◆ Consigne: Recopiez les items ci-dessous en remplaçant partout « bar » par « barre », sans rien modifier d'autre. N'incluez pas les images dans votre réponse.

Listes d'éléments et de leurs cadres:
---------------

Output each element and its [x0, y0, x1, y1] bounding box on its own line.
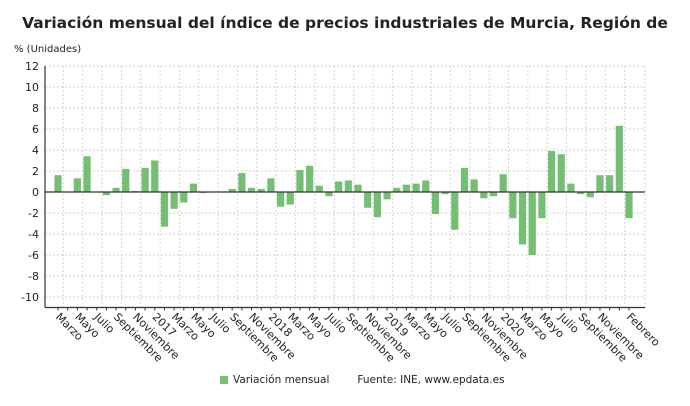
bar: [151, 160, 159, 192]
bar: [122, 168, 130, 192]
bar: [557, 154, 565, 192]
bar: [267, 178, 275, 192]
bar: [480, 192, 488, 199]
bar: [567, 183, 575, 192]
bar: [54, 175, 62, 192]
bar: [451, 192, 459, 230]
bar: [112, 187, 120, 192]
bar: [412, 183, 420, 192]
bar: [499, 174, 507, 192]
bar: [238, 173, 246, 192]
bar: [286, 192, 294, 205]
y-tick-label: 10: [25, 81, 39, 94]
bar: [615, 125, 623, 192]
bar: [547, 151, 556, 192]
chart-title: Variación mensual del índice de precios …: [22, 14, 668, 32]
bar: [596, 175, 604, 192]
y-tick-label: 8: [32, 102, 39, 115]
bar: [393, 187, 401, 192]
bar: [528, 192, 536, 255]
bar: [489, 192, 498, 197]
bar: [189, 183, 198, 192]
bar: [509, 192, 517, 219]
bar: [170, 192, 178, 209]
bar: [577, 192, 585, 195]
bar: [470, 179, 478, 192]
bar: [625, 192, 633, 219]
y-tick-label: 4: [32, 144, 39, 157]
bar: [441, 192, 449, 195]
legend-swatch: [220, 376, 228, 384]
y-tick-label: -10: [21, 291, 39, 304]
legend-label: Variación mensual: [233, 374, 330, 386]
legend: Variación mensual Fuente: INE, www.epdat…: [220, 374, 505, 386]
bar: [141, 167, 149, 192]
source-text: Fuente: INE, www.epdata.es: [357, 374, 505, 386]
bar: [296, 169, 304, 192]
y-tick-label: 12: [25, 60, 39, 73]
bar: [335, 181, 343, 192]
bar: [180, 192, 188, 203]
bar: [306, 165, 314, 192]
bar: [276, 192, 285, 207]
bar: [431, 192, 440, 215]
bar: [160, 192, 169, 227]
bar: [102, 192, 110, 196]
bar: [247, 187, 256, 192]
y-tick-label: 2: [32, 165, 39, 178]
bar: [422, 180, 430, 192]
bar: [325, 192, 333, 197]
y-tick-label: 0: [32, 186, 39, 199]
y-tick-label: -4: [28, 228, 39, 241]
bar: [257, 188, 265, 192]
y-tick-label: -8: [28, 270, 39, 283]
bar: [344, 180, 352, 192]
y-tick-label: -6: [28, 249, 39, 262]
bar: [586, 192, 594, 198]
y-axis-label: % (Unidades): [14, 44, 82, 55]
y-tick-label: -2: [28, 207, 39, 220]
bar: [383, 192, 391, 200]
bar: [402, 184, 411, 192]
bar: [538, 192, 546, 219]
bar: [518, 192, 527, 245]
bar: [606, 175, 614, 192]
bar: [228, 188, 236, 192]
y-tick-label: 6: [32, 123, 39, 136]
bar: [354, 184, 362, 192]
bar: [83, 156, 91, 192]
bar: [73, 178, 81, 192]
bar: [315, 185, 323, 192]
bar: [364, 192, 372, 208]
bar: [460, 167, 469, 192]
bar: [373, 192, 381, 218]
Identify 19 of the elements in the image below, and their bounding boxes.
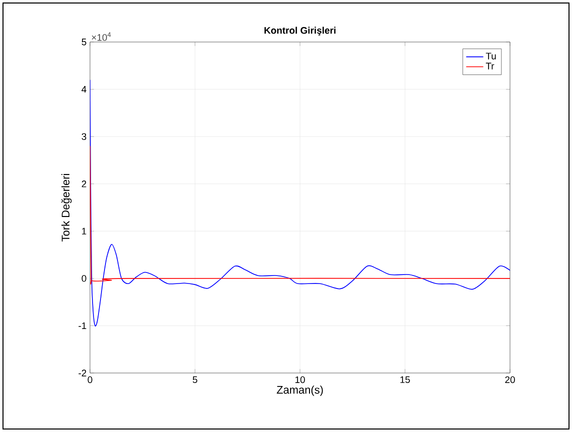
y-tick-label: 1 [82, 228, 86, 234]
y-tick-label: 4 [82, 86, 86, 93]
text: ×10$^{4}$ [92, 32, 111, 41]
legend-label: Tu [486, 52, 496, 60]
y-tick-label: -1 [78, 322, 86, 329]
x-tick-label: 20 [505, 376, 515, 384]
y-axis-title: Tork Değerleri [61, 174, 72, 242]
x-tick-label: 5 [192, 376, 198, 383]
x-tick-label: 15 [400, 376, 410, 383]
y-tick-label: 3 [82, 133, 86, 140]
chart-title: Kontrol Girişleri [264, 26, 336, 36]
y-tick-label: 0 [82, 275, 86, 282]
y-tick-label: 2 [82, 180, 86, 188]
x-axis-title: Zaman(s) [276, 386, 323, 396]
y-tick-label: 5 [82, 38, 86, 46]
y-tick-label: -2 [78, 370, 86, 376]
legend-label: Tr [486, 62, 494, 70]
x-tick-label: 0 [88, 376, 92, 384]
x-tick-label: 10 [295, 376, 305, 384]
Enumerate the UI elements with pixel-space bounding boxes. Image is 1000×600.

---------------

◆ Résultat attendu:
Output each element and its [x0, y0, x1, y1] bounding box on its own line.
barre: [151, 160, 159, 192]
barre: [122, 168, 130, 192]
barre: [557, 154, 565, 192]
barre: [267, 178, 275, 192]
barre: [480, 192, 488, 199]
barre: [567, 183, 575, 192]
barre: [54, 175, 62, 192]
barre: [451, 192, 459, 230]
barre: [112, 187, 120, 192]
barre: [412, 183, 420, 192]
barre: [499, 174, 507, 192]
barre: [238, 173, 246, 192]
barre: [286, 192, 294, 205]
y-tick-label: 10: [25, 81, 39, 94]
barre: [615, 125, 623, 192]
barre: [547, 151, 556, 192]
chart-title: Variación mensual del índice de precios …: [22, 14, 668, 32]
barre: [596, 175, 604, 192]
y-tick-label: 8: [32, 102, 39, 115]
barre: [393, 187, 401, 192]
barre: [528, 192, 536, 255]
barre: [489, 192, 498, 197]
barre: [189, 183, 198, 192]
barre: [509, 192, 517, 219]
barre: [170, 192, 178, 209]
barre: [577, 192, 585, 195]
barre: [470, 179, 478, 192]
barre: [625, 192, 633, 219]
y-tick-label: 4: [32, 144, 39, 157]
barre: [441, 192, 449, 195]
legend-swatch: [220, 376, 228, 384]
y-tick-label: -10: [21, 291, 39, 304]
legend-label: Variación mensual: [233, 374, 330, 386]
legend: Variación mensual Fuente: INE, www.epdat…: [220, 374, 505, 386]
barre: [141, 167, 149, 192]
source-text: Fuente: INE, www.epdata.es: [357, 374, 505, 386]
barre: [296, 169, 304, 192]
y-tick-label: 12: [25, 60, 39, 73]
barre: [335, 181, 343, 192]
barre: [180, 192, 188, 203]
barre: [306, 165, 314, 192]
barre: [276, 192, 285, 207]
barre: [431, 192, 440, 215]
barre: [160, 192, 169, 227]
barre: [102, 192, 110, 196]
barre: [247, 187, 256, 192]
y-tick-label: 2: [32, 165, 39, 178]
barre: [422, 180, 430, 192]
barre: [325, 192, 333, 197]
y-tick-label: 0: [32, 186, 39, 199]
y-tick-label: -4: [28, 228, 39, 241]
barre: [257, 188, 265, 192]
y-tick-label: -8: [28, 270, 39, 283]
barre: [344, 180, 352, 192]
y-tick-label: -6: [28, 249, 39, 262]
barre: [586, 192, 594, 198]
y-axis-label: % (Unidades): [14, 44, 82, 55]
y-tick-label: -2: [28, 207, 39, 220]
barre: [383, 192, 391, 200]
barre: [402, 184, 411, 192]
barre: [538, 192, 546, 219]
barre: [518, 192, 527, 245]
barre: [606, 175, 614, 192]
barre: [228, 188, 236, 192]
y-tick-label: 6: [32, 123, 39, 136]
barre: [354, 184, 362, 192]
barre: [83, 156, 91, 192]
barre: [73, 178, 81, 192]
barre: [315, 185, 323, 192]
barre: [364, 192, 372, 208]
barre: [460, 167, 469, 192]
barre: [373, 192, 381, 218]
Identify 19 of the elements in the image below, and their bounding boxes.
y-tick-label: 1 [82, 228, 86, 234]
y-tick-label: 4 [82, 86, 86, 93]
text: ×10$^{4}$ [92, 32, 111, 41]
legend-label: Tu [486, 52, 496, 60]
y-tick-label: -1 [78, 322, 86, 329]
x-tick-label: 20 [505, 376, 515, 384]
y-axis-title: Tork Değerleri [61, 174, 72, 242]
x-tick-label: 5 [192, 376, 198, 383]
x-tick-label: 15 [400, 376, 410, 383]
y-tick-label: 3 [82, 133, 86, 140]
chart-title: Kontrol Girişleri [264, 26, 336, 36]
y-tick-label: 0 [82, 275, 86, 282]
y-tick-label: 2 [82, 180, 86, 188]
x-axis-title: Zaman(s) [276, 386, 323, 396]
y-tick-label: 5 [82, 38, 86, 46]
y-tick-label: -2 [78, 370, 86, 376]
legend-label: Tr [486, 62, 494, 70]
x-tick-label: 0 [88, 376, 92, 384]
x-tick-label: 10 [295, 376, 305, 384]
Enumerate the UI elements with pixel-space bounding boxes. Image is 1000×600.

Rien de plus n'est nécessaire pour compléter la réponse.